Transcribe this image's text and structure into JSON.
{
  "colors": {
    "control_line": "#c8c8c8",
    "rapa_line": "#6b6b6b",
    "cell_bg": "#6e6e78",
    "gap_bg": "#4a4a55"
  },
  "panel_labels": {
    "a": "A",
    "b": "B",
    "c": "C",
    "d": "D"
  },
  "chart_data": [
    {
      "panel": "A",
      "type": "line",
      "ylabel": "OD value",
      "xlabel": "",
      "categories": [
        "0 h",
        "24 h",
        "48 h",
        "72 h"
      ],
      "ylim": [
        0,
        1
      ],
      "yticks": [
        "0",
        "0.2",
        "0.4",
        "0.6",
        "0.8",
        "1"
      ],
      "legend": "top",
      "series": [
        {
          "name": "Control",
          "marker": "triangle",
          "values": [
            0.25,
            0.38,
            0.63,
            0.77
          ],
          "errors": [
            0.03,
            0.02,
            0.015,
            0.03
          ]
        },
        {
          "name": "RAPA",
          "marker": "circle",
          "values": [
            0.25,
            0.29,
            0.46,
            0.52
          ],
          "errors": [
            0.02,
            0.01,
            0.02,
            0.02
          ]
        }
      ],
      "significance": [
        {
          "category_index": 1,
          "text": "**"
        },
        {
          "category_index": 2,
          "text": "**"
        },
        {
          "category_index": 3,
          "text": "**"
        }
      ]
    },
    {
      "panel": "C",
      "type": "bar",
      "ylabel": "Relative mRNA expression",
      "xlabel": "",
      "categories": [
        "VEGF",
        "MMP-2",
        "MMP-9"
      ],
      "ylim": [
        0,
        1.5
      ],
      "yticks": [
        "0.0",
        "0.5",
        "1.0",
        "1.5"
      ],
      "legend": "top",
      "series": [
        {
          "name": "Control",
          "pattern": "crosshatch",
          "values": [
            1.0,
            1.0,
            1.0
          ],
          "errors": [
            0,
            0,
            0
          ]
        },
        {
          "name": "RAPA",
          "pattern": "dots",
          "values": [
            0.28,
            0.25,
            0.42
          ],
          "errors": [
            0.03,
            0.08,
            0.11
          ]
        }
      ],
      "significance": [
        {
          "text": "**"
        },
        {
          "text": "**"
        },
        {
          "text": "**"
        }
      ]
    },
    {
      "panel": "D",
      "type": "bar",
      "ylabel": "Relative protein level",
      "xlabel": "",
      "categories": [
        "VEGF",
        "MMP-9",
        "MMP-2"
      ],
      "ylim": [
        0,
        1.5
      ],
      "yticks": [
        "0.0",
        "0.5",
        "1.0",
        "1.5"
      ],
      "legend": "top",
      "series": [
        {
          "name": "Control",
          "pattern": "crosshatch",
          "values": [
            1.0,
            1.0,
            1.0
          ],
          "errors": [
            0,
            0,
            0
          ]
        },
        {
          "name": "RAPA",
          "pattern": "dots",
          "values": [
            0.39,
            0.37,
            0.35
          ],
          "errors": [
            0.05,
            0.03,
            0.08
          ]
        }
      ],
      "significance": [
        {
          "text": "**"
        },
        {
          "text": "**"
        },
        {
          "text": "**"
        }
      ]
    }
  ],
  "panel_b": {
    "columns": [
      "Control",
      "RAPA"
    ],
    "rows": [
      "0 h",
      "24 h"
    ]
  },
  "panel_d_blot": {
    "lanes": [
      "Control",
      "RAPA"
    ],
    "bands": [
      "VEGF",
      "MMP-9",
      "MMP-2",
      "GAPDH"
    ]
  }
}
┄┄┄┄┄┄┄┄┄┄┄┄┄┄┄┄┄┄┄┄
## TASK STATEMENT
A word-for-word restatement of all the records is required.

## COMPLETED TASK
Transcribe this image's text and structure into JSON.
{
  "colors": {
    "control_line": "#c8c8c8",
    "rapa_line": "#6b6b6b",
    "cell_bg": "#6e6e78",
    "gap_bg": "#4a4a55"
  },
  "panel_labels": {
    "a": "A",
    "b": "B",
    "c": "C",
    "d": "D"
  },
  "chart_data": [
    {
      "panel": "A",
      "type": "line",
      "ylabel": "OD value",
      "xlabel": "",
      "categories": [
        "0 h",
        "24 h",
        "48 h",
        "72 h"
      ],
      "ylim": [
        0,
        1
      ],
      "yticks": [
        "0",
        "0.2",
        "0.4",
        "0.6",
        "0.8",
        "1"
      ],
      "legend": "top",
      "series": [
        {
          "name": "Control",
          "marker": "triangle",
          "values": [
            0.25,
            0.38,
            0.63,
            0.77
          ],
          "errors": [
            0.03,
            0.02,
            0.015,
            0.03
          ]
        },
        {
          "name": "RAPA",
          "marker": "circle",
          "values": [
            0.25,
            0.29,
            0.46,
            0.52
          ],
          "errors": [
            0.02,
            0.01,
            0.02,
            0.02
          ]
        }
      ],
      "significance": [
        {
          "category_index": 1,
          "text": "**"
        },
        {
          "category_index": 2,
          "text": "**"
        },
        {
          "category_index": 3,
          "text": "**"
        }
      ]
    },
    {
      "panel": "C",
      "type": "bar",
      "ylabel": "Relative mRNA expression",
      "xlabel": "",
      "categories": [
        "VEGF",
        "MMP-2",
        "MMP-9"
      ],
      "ylim": [
        0,
        1.5
      ],
      "yticks": [
        "0.0",
        "0.5",
        "1.0",
        "1.5"
      ],
      "legend": "top",
      "series": [
        {
          "name": "Control",
          "pattern": "crosshatch",
          "values": [
            1.0,
            1.0,
            1.0
          ],
          "errors": [
            0,
            0,
            0
          ]
        },
        {
          "name": "RAPA",
          "pattern": "dots",
          "values": [
            0.28,
            0.25,
            0.42
          ],
          "errors": [
            0.03,
            0.08,
            0.11
          ]
        }
      ],
      "significance": [
        {
          "text": "**"
        },
        {
          "text": "**"
        },
        {
          "text": "**"
        }
      ]
    },
    {
      "panel": "D",
      "type": "bar",
      "ylabel": "Relative protein level",
      "xlabel": "",
      "categories": [
        "VEGF",
        "MMP-9",
        "MMP-2"
      ],
      "ylim": [
        0,
        1.5
      ],
      "yticks": [
        "0.0",
        "0.5",
        "1.0",
        "1.5"
      ],
      "legend": "top",
      "series": [
        {
          "name": "Control",
          "pattern": "crosshatch",
          "values": [
            1.0,
            1.0,
            1.0
          ],
          "errors": [
            0,
            0,
            0
          ]
        },
        {
          "name": "RAPA",
          "pattern": "dots",
          "values": [
            0.39,
            0.37,
            0.35
          ],
          "errors": [
            0.05,
            0.03,
            0.08
          ]
        }
      ],
      "significance": [
        {
          "text": "**"
        },
        {
          "text": "**"
        },
        {
          "text": "**"
        }
      ]
    }
  ],
  "panel_b": {
    "columns": [
      "Control",
      "RAPA"
    ],
    "rows": [
      "0 h",
      "24 h"
    ]
  },
  "panel_d_blot": {
    "lanes": [
      "Control",
      "RAPA"
    ],
    "bands": [
      "VEGF",
      "MMP-9",
      "MMP-2",
      "GAPDH"
    ]
  }
}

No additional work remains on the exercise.